▶ GOAL:
Wherever "text" appears in a line, list that line.

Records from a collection
● ● ●
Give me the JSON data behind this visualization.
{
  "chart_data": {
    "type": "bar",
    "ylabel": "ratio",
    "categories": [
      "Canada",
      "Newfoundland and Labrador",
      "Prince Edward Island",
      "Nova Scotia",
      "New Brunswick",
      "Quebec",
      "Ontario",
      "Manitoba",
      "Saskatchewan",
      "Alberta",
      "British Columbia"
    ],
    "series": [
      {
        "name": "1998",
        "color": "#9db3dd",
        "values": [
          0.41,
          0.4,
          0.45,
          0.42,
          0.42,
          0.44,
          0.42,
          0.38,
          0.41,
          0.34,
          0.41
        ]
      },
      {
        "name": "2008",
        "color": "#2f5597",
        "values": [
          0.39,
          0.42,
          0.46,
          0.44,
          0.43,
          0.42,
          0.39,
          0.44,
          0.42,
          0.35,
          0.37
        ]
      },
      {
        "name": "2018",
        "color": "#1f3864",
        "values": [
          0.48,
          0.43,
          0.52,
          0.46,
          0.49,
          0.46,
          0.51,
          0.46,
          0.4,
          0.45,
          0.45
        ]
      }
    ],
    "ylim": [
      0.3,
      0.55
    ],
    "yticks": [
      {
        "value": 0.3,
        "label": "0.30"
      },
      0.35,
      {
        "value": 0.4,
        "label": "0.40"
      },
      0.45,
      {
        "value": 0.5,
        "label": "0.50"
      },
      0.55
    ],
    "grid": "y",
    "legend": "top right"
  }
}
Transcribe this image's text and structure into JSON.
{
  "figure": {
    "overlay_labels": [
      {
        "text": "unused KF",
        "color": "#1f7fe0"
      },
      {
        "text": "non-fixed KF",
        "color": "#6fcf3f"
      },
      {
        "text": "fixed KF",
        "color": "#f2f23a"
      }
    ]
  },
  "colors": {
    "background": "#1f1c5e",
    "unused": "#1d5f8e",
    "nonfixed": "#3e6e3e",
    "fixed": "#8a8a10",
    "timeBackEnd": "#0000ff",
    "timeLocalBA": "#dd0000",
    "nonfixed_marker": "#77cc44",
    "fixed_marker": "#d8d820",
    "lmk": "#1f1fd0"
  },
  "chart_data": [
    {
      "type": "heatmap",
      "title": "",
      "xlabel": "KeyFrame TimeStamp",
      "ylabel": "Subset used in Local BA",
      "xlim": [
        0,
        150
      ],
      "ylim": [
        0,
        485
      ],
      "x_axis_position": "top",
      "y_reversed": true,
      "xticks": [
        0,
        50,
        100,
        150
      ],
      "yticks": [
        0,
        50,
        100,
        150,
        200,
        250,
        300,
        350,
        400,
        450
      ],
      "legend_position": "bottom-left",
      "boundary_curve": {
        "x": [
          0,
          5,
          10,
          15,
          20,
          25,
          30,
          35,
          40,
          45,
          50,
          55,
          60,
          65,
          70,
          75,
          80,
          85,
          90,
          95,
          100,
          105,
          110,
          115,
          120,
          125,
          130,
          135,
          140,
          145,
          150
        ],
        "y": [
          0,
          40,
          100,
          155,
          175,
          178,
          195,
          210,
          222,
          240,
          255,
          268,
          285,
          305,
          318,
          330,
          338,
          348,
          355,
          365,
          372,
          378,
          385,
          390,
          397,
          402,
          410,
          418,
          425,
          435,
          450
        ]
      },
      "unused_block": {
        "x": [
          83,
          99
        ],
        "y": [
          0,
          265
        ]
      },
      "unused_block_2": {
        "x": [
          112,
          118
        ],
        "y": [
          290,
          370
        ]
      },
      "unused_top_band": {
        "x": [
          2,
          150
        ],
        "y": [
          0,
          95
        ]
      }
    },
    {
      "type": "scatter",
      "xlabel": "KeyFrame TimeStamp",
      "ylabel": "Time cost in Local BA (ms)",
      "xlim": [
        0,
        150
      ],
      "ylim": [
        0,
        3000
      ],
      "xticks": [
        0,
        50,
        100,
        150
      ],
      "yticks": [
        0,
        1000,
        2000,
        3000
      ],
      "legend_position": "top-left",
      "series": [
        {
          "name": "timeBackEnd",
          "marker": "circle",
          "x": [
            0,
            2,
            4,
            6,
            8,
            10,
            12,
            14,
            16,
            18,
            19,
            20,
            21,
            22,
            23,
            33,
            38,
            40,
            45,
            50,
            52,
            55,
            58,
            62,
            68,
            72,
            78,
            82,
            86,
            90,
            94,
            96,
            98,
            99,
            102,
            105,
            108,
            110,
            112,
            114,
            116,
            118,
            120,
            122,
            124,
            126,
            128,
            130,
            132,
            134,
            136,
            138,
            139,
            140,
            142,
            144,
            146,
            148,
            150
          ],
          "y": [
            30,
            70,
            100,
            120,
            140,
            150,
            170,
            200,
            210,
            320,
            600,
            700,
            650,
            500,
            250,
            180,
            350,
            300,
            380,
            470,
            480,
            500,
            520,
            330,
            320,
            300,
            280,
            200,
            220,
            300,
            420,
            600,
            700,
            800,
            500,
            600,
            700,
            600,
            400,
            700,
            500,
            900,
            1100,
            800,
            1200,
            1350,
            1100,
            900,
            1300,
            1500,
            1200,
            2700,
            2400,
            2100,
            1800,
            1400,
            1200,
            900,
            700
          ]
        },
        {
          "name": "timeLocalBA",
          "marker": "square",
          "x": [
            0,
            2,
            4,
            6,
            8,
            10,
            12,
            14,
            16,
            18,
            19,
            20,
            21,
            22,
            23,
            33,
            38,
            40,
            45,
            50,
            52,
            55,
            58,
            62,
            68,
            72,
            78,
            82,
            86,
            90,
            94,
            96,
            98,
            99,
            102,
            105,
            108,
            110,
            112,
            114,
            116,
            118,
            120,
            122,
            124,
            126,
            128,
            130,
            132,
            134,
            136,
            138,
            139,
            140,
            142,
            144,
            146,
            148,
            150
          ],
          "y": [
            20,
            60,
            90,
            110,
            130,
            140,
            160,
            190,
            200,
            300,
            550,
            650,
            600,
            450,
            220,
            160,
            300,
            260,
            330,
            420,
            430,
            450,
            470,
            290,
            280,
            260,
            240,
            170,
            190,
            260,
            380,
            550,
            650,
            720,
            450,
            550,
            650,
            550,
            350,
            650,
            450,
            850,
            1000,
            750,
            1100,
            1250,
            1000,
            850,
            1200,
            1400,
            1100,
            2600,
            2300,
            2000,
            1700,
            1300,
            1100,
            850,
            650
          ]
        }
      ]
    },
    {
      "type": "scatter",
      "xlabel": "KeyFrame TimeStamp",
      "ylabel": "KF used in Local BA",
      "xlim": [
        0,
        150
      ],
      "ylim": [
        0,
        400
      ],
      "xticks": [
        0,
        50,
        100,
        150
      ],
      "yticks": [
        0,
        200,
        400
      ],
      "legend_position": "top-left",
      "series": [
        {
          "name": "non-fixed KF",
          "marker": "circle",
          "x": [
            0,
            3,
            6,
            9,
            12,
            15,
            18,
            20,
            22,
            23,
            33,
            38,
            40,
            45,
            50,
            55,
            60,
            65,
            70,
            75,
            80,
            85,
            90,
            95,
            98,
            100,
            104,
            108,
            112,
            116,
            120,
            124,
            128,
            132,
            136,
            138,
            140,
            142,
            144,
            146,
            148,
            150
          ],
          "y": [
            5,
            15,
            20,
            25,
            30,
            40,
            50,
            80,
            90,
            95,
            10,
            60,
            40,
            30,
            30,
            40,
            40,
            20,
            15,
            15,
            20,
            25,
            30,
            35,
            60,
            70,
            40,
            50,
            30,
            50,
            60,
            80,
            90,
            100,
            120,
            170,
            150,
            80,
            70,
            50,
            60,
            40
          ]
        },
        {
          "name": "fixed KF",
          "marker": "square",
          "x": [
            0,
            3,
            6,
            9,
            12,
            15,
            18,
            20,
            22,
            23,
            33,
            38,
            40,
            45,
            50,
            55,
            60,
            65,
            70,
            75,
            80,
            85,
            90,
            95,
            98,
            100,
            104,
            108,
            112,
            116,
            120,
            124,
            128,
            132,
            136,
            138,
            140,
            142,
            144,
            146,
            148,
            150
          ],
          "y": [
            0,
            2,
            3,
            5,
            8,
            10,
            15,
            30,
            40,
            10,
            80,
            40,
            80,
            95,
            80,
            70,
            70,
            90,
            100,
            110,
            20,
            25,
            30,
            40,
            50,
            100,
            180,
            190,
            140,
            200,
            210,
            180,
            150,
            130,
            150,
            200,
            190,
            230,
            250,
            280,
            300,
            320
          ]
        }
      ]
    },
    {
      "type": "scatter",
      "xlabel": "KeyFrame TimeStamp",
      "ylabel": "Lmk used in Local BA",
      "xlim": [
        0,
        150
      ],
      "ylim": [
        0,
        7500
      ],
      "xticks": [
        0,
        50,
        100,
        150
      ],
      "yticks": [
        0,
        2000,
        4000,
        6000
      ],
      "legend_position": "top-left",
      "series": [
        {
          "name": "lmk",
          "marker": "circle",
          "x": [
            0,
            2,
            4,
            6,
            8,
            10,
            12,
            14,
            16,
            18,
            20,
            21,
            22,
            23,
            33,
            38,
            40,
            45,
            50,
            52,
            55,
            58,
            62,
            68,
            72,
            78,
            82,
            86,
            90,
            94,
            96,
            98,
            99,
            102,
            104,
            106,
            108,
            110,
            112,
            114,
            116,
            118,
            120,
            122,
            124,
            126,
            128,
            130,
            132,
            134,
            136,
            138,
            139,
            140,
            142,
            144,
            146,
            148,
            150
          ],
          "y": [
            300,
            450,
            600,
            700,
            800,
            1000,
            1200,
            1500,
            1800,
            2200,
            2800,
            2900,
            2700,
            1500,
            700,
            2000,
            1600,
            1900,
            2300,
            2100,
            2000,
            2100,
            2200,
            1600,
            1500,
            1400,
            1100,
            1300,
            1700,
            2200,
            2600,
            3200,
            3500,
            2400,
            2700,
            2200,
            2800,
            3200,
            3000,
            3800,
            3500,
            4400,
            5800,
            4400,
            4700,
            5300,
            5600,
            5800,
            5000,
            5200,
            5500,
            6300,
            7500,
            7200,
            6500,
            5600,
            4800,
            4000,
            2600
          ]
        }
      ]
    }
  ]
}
● ● ●
▶ FINISHED TASK:
Transcribe this image's text and structure into JSON.
        "text": "unused KF",
        "text": "non-fixed KF",
        "text": "fixed KF",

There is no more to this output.